[start of Entries provided]

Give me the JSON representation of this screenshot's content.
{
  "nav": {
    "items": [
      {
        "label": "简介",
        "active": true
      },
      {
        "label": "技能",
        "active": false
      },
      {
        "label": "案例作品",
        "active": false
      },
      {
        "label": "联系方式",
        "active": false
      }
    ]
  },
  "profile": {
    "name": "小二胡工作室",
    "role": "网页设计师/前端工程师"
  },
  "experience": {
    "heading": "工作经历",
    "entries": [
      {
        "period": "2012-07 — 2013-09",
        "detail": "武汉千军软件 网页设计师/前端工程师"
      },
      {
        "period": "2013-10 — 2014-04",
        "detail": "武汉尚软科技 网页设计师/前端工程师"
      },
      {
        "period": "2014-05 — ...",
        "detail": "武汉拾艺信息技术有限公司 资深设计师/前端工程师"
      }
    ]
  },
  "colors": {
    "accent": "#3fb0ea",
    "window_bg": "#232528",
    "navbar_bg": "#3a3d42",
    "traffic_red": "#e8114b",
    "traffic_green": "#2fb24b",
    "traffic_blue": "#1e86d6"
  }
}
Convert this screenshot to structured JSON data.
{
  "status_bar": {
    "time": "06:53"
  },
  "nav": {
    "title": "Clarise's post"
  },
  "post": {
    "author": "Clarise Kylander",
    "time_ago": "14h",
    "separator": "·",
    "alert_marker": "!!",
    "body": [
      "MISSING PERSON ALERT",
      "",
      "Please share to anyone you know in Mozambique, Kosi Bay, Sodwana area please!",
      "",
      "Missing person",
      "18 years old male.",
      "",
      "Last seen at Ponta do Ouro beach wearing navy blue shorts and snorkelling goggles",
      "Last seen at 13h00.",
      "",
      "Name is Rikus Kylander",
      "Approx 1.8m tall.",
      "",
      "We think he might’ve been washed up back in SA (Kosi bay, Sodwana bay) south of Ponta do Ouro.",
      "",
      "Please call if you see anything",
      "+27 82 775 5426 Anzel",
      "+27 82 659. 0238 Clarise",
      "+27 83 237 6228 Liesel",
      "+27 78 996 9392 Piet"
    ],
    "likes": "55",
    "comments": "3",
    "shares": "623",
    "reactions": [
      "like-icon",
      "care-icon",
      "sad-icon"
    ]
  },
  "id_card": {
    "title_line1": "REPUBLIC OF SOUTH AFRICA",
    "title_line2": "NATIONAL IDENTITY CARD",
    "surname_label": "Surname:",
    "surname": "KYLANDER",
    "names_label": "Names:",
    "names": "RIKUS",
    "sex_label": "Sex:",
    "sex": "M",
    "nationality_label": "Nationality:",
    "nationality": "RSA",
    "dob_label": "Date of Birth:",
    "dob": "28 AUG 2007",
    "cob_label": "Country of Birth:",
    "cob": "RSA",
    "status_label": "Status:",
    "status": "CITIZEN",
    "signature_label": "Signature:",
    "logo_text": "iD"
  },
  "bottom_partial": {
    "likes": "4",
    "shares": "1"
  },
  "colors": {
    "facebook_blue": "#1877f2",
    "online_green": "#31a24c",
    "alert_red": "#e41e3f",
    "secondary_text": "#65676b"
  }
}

[end of Entries provided]

* **Stated task**
The listing above should be transcribed in full, exactly as written.

* **Exercise response**
Give me the JSON representation of this screenshot's content.
{
  "nav": {
    "items": [
      {
        "label": "简介",
        "active": true
      },
      {
        "label": "技能",
        "active": false
      },
      {
        "label": "案例作品",
        "active": false
      },
      {
        "label": "联系方式",
        "active": false
      }
    ]
  },
  "profile": {
    "name": "小二胡工作室",
    "role": "网页设计师/前端工程师"
  },
  "experience": {
    "heading": "工作经历",
    "entries": [
      {
        "period": "2012-07 — 2013-09",
        "detail": "武汉千军软件 网页设计师/前端工程师"
      },
      {
        "period": "2013-10 — 2014-04",
        "detail": "武汉尚软科技 网页设计师/前端工程师"
      },
      {
        "period": "2014-05 — ...",
        "detail": "武汉拾艺信息技术有限公司 资深设计师/前端工程师"
      }
    ]
  },
  "colors": {
    "accent": "#3fb0ea",
    "window_bg": "#232528",
    "navbar_bg": "#3a3d42",
    "traffic_red": "#e8114b",
    "traffic_green": "#2fb24b",
    "traffic_blue": "#1e86d6"
  }
}
Convert this screenshot to structured JSON data.
{
  "status_bar": {
    "time": "06:53"
  },
  "nav": {
    "title": "Clarise's post"
  },
  "post": {
    "author": "Clarise Kylander",
    "time_ago": "14h",
    "separator": "·",
    "alert_marker": "!!",
    "body": [
      "MISSING PERSON ALERT",
      "",
      "Please share to anyone you know in Mozambique, Kosi Bay, Sodwana area please!",
      "",
      "Missing person",
      "18 years old male.",
      "",
      "Last seen at Ponta do Ouro beach wearing navy blue shorts and snorkelling goggles",
      "Last seen at 13h00.",
      "",
      "Name is Rikus Kylander",
      "Approx 1.8m tall.",
      "",
      "We think he might’ve been washed up back in SA (Kosi bay, Sodwana bay) south of Ponta do Ouro.",
      "",
      "Please call if you see anything",
      "+27 82 775 5426 Anzel",
      "+27 82 659. 0238 Clarise",
      "+27 83 237 6228 Liesel",
      "+27 78 996 9392 Piet"
    ],
    "likes": "55",
    "comments": "3",
    "shares": "623",
    "reactions": [
      "like-icon",
      "care-icon",
      "sad-icon"
    ]
  },
  "id_card": {
    "title_line1": "REPUBLIC OF SOUTH AFRICA",
    "title_line2": "NATIONAL IDENTITY CARD",
    "surname_label": "Surname:",
    "surname": "KYLANDER",
    "names_label": "Names:",
    "names": "RIKUS",
    "sex_label": "Sex:",
    "sex": "M",
    "nationality_label": "Nationality:",
    "nationality": "RSA",
    "dob_label": "Date of Birth:",
    "dob": "28 AUG 2007",
    "cob_label": "Country of Birth:",
    "cob": "RSA",
    "status_label": "Status:",
    "status": "CITIZEN",
    "signature_label": "Signature:",
    "logo_text": "iD"
  },
  "bottom_partial": {
    "likes": "4",
    "shares": "1"
  },
  "colors": {
    "facebook_blue": "#1877f2",
    "online_green": "#31a24c",
    "alert_red": "#e41e3f",
    "secondary_text": "#65676b"
  }
}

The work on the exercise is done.